BRIEF:
Omit all pictures, then retype the data exactly as given.

THE DATA:
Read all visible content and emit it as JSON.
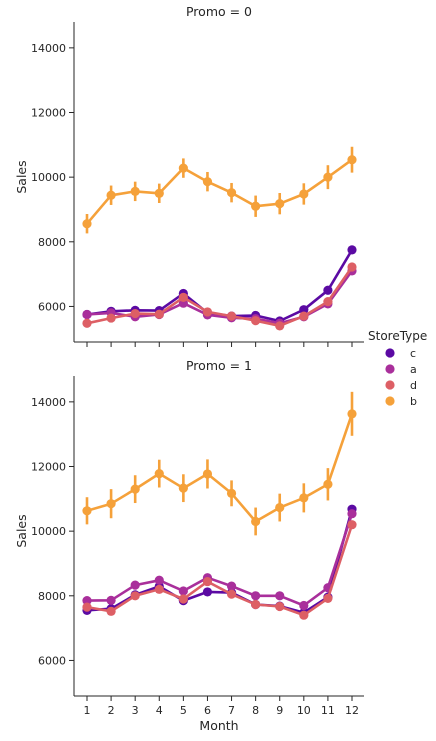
{
  "chart_data": {
    "type": "line",
    "x": [
      1,
      2,
      3,
      4,
      5,
      6,
      7,
      8,
      9,
      10,
      11,
      12
    ],
    "xlabel": "Month",
    "ylabel": "Sales",
    "ylim": [
      4900,
      14800
    ],
    "yticks": [
      6000,
      8000,
      10000,
      12000,
      14000
    ],
    "legend": {
      "title": "StoreType",
      "placement": "right",
      "entries": [
        "c",
        "a",
        "d",
        "b"
      ]
    },
    "colors": {
      "c": "#5b0aa3",
      "a": "#a92f9b",
      "d": "#dd5f65",
      "b": "#f5a13a"
    },
    "panels": [
      {
        "title": "Promo = 0",
        "series": [
          {
            "name": "c",
            "values": [
              5750,
              5850,
              5880,
              5870,
              6400,
              5800,
              5700,
              5720,
              5550,
              5900,
              6500,
              7750
            ],
            "err": [
              60,
              60,
              60,
              60,
              80,
              60,
              60,
              60,
              60,
              70,
              90,
              110
            ]
          },
          {
            "name": "a",
            "values": [
              5750,
              5800,
              5680,
              5750,
              6100,
              5740,
              5650,
              5620,
              5480,
              5680,
              6080,
              7100
            ],
            "err": [
              50,
              50,
              50,
              50,
              60,
              50,
              50,
              50,
              50,
              50,
              60,
              80
            ]
          },
          {
            "name": "d",
            "values": [
              5480,
              5640,
              5780,
              5760,
              6280,
              5830,
              5700,
              5560,
              5400,
              5700,
              6150,
              7220
            ],
            "err": [
              60,
              60,
              60,
              60,
              70,
              60,
              60,
              60,
              60,
              60,
              70,
              90
            ]
          },
          {
            "name": "b",
            "values": [
              8560,
              9440,
              9560,
              9500,
              10280,
              9860,
              9520,
              9100,
              9180,
              9480,
              10000,
              10540
            ],
            "err": [
              300,
              300,
              300,
              300,
              300,
              300,
              300,
              330,
              330,
              330,
              370,
              400
            ]
          }
        ]
      },
      {
        "title": "Promo = 1",
        "series": [
          {
            "name": "c",
            "values": [
              7550,
              7600,
              8030,
              8290,
              7850,
              8120,
              8100,
              7730,
              7680,
              7480,
              7960,
              10680
            ],
            "err": [
              70,
              70,
              80,
              80,
              80,
              80,
              80,
              80,
              80,
              80,
              90,
              130
            ]
          },
          {
            "name": "a",
            "values": [
              7850,
              7860,
              8330,
              8480,
              8150,
              8560,
              8300,
              8000,
              8000,
              7700,
              8250,
              10540
            ],
            "err": [
              60,
              60,
              70,
              70,
              60,
              70,
              70,
              60,
              60,
              60,
              70,
              110
            ]
          },
          {
            "name": "d",
            "values": [
              7650,
              7520,
              8000,
              8200,
              7900,
              8440,
              8050,
              7730,
              7670,
              7400,
              7920,
              10200
            ],
            "err": [
              70,
              70,
              80,
              80,
              80,
              80,
              80,
              80,
              80,
              80,
              90,
              120
            ]
          },
          {
            "name": "b",
            "values": [
              10630,
              10850,
              11300,
              11780,
              11330,
              11770,
              11170,
              10300,
              10730,
              11030,
              11450,
              13630
            ],
            "err": [
              420,
              450,
              430,
              430,
              430,
              450,
              400,
              430,
              430,
              450,
              500,
              680
            ]
          }
        ]
      }
    ]
  }
}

THE RESULT:
Read all visible content and emit it as JSON.
{
  "chart_data": {
    "type": "line",
    "x": [
      1,
      2,
      3,
      4,
      5,
      6,
      7,
      8,
      9,
      10,
      11,
      12
    ],
    "xlabel": "Month",
    "ylabel": "Sales",
    "ylim": [
      4900,
      14800
    ],
    "yticks": [
      6000,
      8000,
      10000,
      12000,
      14000
    ],
    "legend": {
      "title": "StoreType",
      "placement": "right",
      "entries": [
        "c",
        "a",
        "d",
        "b"
      ]
    },
    "colors": {
      "c": "#5b0aa3",
      "a": "#a92f9b",
      "d": "#dd5f65",
      "b": "#f5a13a"
    },
    "panels": [
      {
        "title": "Promo = 0",
        "series": [
          {
            "name": "c",
            "values": [
              5750,
              5850,
              5880,
              5870,
              6400,
              5800,
              5700,
              5720,
              5550,
              5900,
              6500,
              7750
            ],
            "err": [
              60,
              60,
              60,
              60,
              80,
              60,
              60,
              60,
              60,
              70,
              90,
              110
            ]
          },
          {
            "name": "a",
            "values": [
              5750,
              5800,
              5680,
              5750,
              6100,
              5740,
              5650,
              5620,
              5480,
              5680,
              6080,
              7100
            ],
            "err": [
              50,
              50,
              50,
              50,
              60,
              50,
              50,
              50,
              50,
              50,
              60,
              80
            ]
          },
          {
            "name": "d",
            "values": [
              5480,
              5640,
              5780,
              5760,
              6280,
              5830,
              5700,
              5560,
              5400,
              5700,
              6150,
              7220
            ],
            "err": [
              60,
              60,
              60,
              60,
              70,
              60,
              60,
              60,
              60,
              60,
              70,
              90
            ]
          },
          {
            "name": "b",
            "values": [
              8560,
              9440,
              9560,
              9500,
              10280,
              9860,
              9520,
              9100,
              9180,
              9480,
              10000,
              10540
            ],
            "err": [
              300,
              300,
              300,
              300,
              300,
              300,
              300,
              330,
              330,
              330,
              370,
              400
            ]
          }
        ]
      },
      {
        "title": "Promo = 1",
        "series": [
          {
            "name": "c",
            "values": [
              7550,
              7600,
              8030,
              8290,
              7850,
              8120,
              8100,
              7730,
              7680,
              7480,
              7960,
              10680
            ],
            "err": [
              70,
              70,
              80,
              80,
              80,
              80,
              80,
              80,
              80,
              80,
              90,
              130
            ]
          },
          {
            "name": "a",
            "values": [
              7850,
              7860,
              8330,
              8480,
              8150,
              8560,
              8300,
              8000,
              8000,
              7700,
              8250,
              10540
            ],
            "err": [
              60,
              60,
              70,
              70,
              60,
              70,
              70,
              60,
              60,
              60,
              70,
              110
            ]
          },
          {
            "name": "d",
            "values": [
              7650,
              7520,
              8000,
              8200,
              7900,
              8440,
              8050,
              7730,
              7670,
              7400,
              7920,
              10200
            ],
            "err": [
              70,
              70,
              80,
              80,
              80,
              80,
              80,
              80,
              80,
              80,
              90,
              120
            ]
          },
          {
            "name": "b",
            "values": [
              10630,
              10850,
              11300,
              11780,
              11330,
              11770,
              11170,
              10300,
              10730,
              11030,
              11450,
              13630
            ],
            "err": [
              420,
              450,
              430,
              430,
              430,
              450,
              400,
              430,
              430,
              450,
              500,
              680
            ]
          }
        ]
      }
    ]
  }
}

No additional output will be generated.